[Start of Exercise inputs]

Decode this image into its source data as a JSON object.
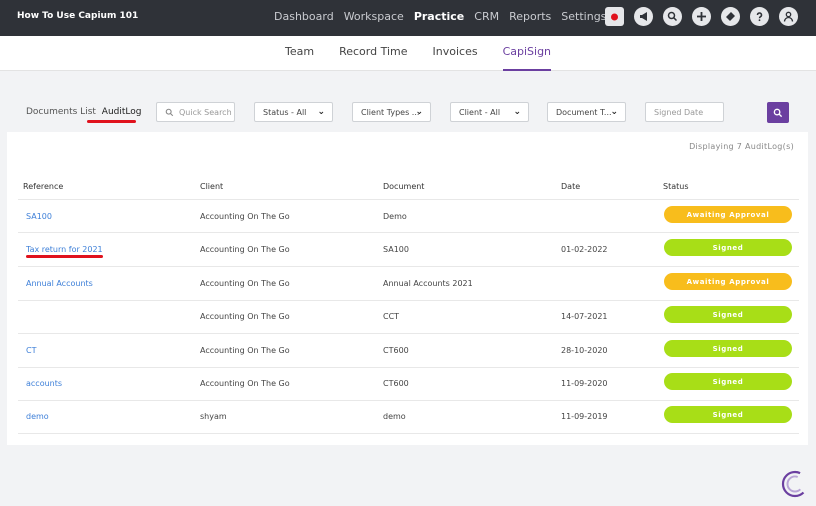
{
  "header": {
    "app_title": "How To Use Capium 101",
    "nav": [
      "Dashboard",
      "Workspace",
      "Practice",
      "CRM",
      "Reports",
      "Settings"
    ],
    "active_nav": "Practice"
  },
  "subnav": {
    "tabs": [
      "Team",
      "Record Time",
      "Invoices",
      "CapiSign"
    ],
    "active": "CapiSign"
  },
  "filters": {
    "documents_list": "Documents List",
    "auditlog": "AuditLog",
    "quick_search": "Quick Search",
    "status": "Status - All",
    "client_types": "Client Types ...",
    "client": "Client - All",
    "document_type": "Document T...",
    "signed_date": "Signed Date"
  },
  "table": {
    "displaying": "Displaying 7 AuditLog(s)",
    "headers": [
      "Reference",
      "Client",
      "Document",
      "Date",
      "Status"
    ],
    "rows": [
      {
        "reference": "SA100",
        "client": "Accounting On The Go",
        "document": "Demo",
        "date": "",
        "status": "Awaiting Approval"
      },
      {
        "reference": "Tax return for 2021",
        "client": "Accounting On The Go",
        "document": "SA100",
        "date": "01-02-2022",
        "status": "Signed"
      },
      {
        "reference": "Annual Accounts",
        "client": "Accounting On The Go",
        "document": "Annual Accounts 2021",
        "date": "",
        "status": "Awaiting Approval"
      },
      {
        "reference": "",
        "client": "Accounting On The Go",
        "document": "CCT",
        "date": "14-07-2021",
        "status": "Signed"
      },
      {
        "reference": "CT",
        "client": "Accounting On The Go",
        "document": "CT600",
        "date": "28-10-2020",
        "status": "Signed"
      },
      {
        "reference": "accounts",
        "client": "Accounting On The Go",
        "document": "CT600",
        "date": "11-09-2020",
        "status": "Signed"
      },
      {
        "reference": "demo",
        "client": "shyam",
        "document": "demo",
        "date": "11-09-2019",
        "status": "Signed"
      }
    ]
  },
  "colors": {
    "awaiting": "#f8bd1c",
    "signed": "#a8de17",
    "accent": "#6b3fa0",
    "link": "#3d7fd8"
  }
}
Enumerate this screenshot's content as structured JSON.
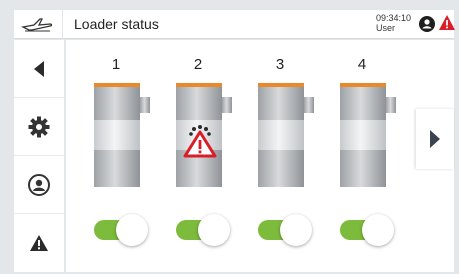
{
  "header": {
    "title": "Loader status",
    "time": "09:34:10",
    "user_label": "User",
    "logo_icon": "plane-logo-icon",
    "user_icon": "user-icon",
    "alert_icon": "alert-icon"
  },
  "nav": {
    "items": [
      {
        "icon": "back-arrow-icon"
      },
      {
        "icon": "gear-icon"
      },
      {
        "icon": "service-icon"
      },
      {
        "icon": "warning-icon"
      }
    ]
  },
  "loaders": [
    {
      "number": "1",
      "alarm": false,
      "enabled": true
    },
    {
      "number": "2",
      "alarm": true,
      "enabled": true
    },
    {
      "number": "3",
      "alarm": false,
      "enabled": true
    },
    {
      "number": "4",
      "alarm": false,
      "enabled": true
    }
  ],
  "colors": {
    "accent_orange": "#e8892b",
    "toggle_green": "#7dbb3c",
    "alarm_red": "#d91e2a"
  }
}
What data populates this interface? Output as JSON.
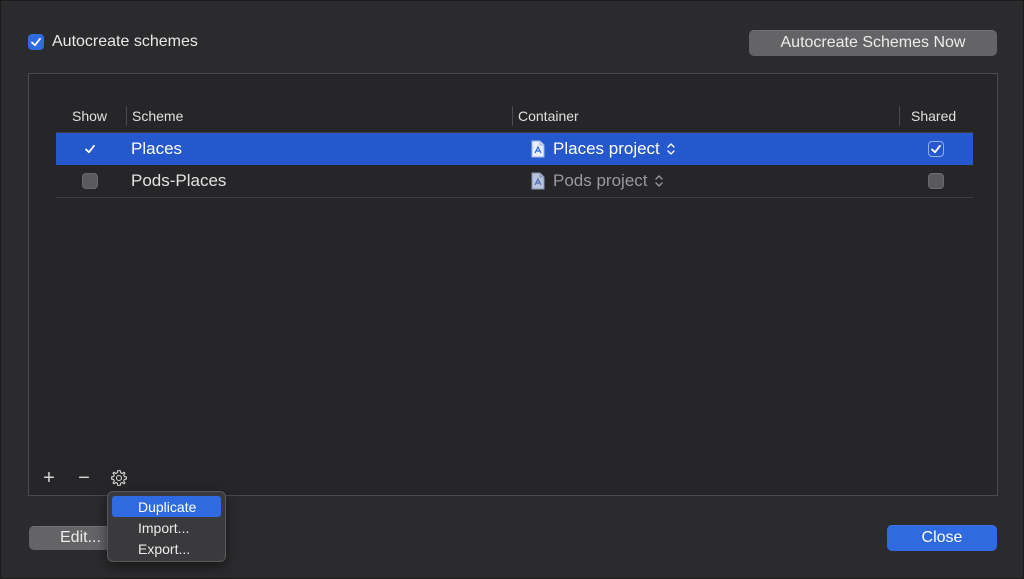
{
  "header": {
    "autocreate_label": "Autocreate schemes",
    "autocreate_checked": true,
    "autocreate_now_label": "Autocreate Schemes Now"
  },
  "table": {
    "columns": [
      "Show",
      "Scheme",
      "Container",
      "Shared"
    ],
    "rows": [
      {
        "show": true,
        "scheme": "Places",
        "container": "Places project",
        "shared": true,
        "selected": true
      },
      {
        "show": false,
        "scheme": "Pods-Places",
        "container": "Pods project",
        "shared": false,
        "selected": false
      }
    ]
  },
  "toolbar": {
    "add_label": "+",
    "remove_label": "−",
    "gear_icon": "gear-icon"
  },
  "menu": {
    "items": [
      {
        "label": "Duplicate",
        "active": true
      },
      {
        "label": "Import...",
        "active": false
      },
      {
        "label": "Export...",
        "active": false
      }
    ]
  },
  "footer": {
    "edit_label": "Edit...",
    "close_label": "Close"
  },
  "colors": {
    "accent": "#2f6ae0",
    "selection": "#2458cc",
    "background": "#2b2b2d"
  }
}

[End of Exercise inputs]

→ Exercise
Every record must be copied exactly, with the pictures left out.

→ Answer for the task
Decode this image into its source data as a JSON object.
{
  "header": {
    "app_title": "How To Use Capium 101",
    "nav": [
      "Dashboard",
      "Workspace",
      "Practice",
      "CRM",
      "Reports",
      "Settings"
    ],
    "active_nav": "Practice"
  },
  "subnav": {
    "tabs": [
      "Team",
      "Record Time",
      "Invoices",
      "CapiSign"
    ],
    "active": "CapiSign"
  },
  "filters": {
    "documents_list": "Documents List",
    "auditlog": "AuditLog",
    "quick_search": "Quick Search",
    "status": "Status - All",
    "client_types": "Client Types ...",
    "client": "Client - All",
    "document_type": "Document T...",
    "signed_date": "Signed Date"
  },
  "table": {
    "displaying": "Displaying 7 AuditLog(s)",
    "headers": [
      "Reference",
      "Client",
      "Document",
      "Date",
      "Status"
    ],
    "rows": [
      {
        "reference": "SA100",
        "client": "Accounting On The Go",
        "document": "Demo",
        "date": "",
        "status": "Awaiting Approval"
      },
      {
        "reference": "Tax return for 2021",
        "client": "Accounting On The Go",
        "document": "SA100",
        "date": "01-02-2022",
        "status": "Signed"
      },
      {
        "reference": "Annual Accounts",
        "client": "Accounting On The Go",
        "document": "Annual Accounts 2021",
        "date": "",
        "status": "Awaiting Approval"
      },
      {
        "reference": "",
        "client": "Accounting On The Go",
        "document": "CCT",
        "date": "14-07-2021",
        "status": "Signed"
      },
      {
        "reference": "CT",
        "client": "Accounting On The Go",
        "document": "CT600",
        "date": "28-10-2020",
        "status": "Signed"
      },
      {
        "reference": "accounts",
        "client": "Accounting On The Go",
        "document": "CT600",
        "date": "11-09-2020",
        "status": "Signed"
      },
      {
        "reference": "demo",
        "client": "shyam",
        "document": "demo",
        "date": "11-09-2019",
        "status": "Signed"
      }
    ]
  },
  "colors": {
    "awaiting": "#f8bd1c",
    "signed": "#a8de17",
    "accent": "#6b3fa0",
    "link": "#3d7fd8"
  }
}
Enumerate this screenshot's content as structured JSON.
{
  "header": {
    "title": "Loader status",
    "time": "09:34:10",
    "user_label": "User",
    "logo_icon": "plane-logo-icon",
    "user_icon": "user-icon",
    "alert_icon": "alert-icon"
  },
  "nav": {
    "items": [
      {
        "icon": "back-arrow-icon"
      },
      {
        "icon": "gear-icon"
      },
      {
        "icon": "service-icon"
      },
      {
        "icon": "warning-icon"
      }
    ]
  },
  "loaders": [
    {
      "number": "1",
      "alarm": false,
      "enabled": true
    },
    {
      "number": "2",
      "alarm": true,
      "enabled": true
    },
    {
      "number": "3",
      "alarm": false,
      "enabled": true
    },
    {
      "number": "4",
      "alarm": false,
      "enabled": true
    }
  ],
  "colors": {
    "accent_orange": "#e8892b",
    "toggle_green": "#7dbb3c",
    "alarm_red": "#d91e2a"
  }
}
What data populates this interface? Output as JSON.
{
  "header": {
    "autocreate_label": "Autocreate schemes",
    "autocreate_checked": true,
    "autocreate_now_label": "Autocreate Schemes Now"
  },
  "table": {
    "columns": [
      "Show",
      "Scheme",
      "Container",
      "Shared"
    ],
    "rows": [
      {
        "show": true,
        "scheme": "Places",
        "container": "Places project",
        "shared": true,
        "selected": true
      },
      {
        "show": false,
        "scheme": "Pods-Places",
        "container": "Pods project",
        "shared": false,
        "selected": false
      }
    ]
  },
  "toolbar": {
    "add_label": "+",
    "remove_label": "−",
    "gear_icon": "gear-icon"
  },
  "menu": {
    "items": [
      {
        "label": "Duplicate",
        "active": true
      },
      {
        "label": "Import...",
        "active": false
      },
      {
        "label": "Export...",
        "active": false
      }
    ]
  },
  "footer": {
    "edit_label": "Edit...",
    "close_label": "Close"
  },
  "colors": {
    "accent": "#2f6ae0",
    "selection": "#2458cc",
    "background": "#2b2b2d"
  }
}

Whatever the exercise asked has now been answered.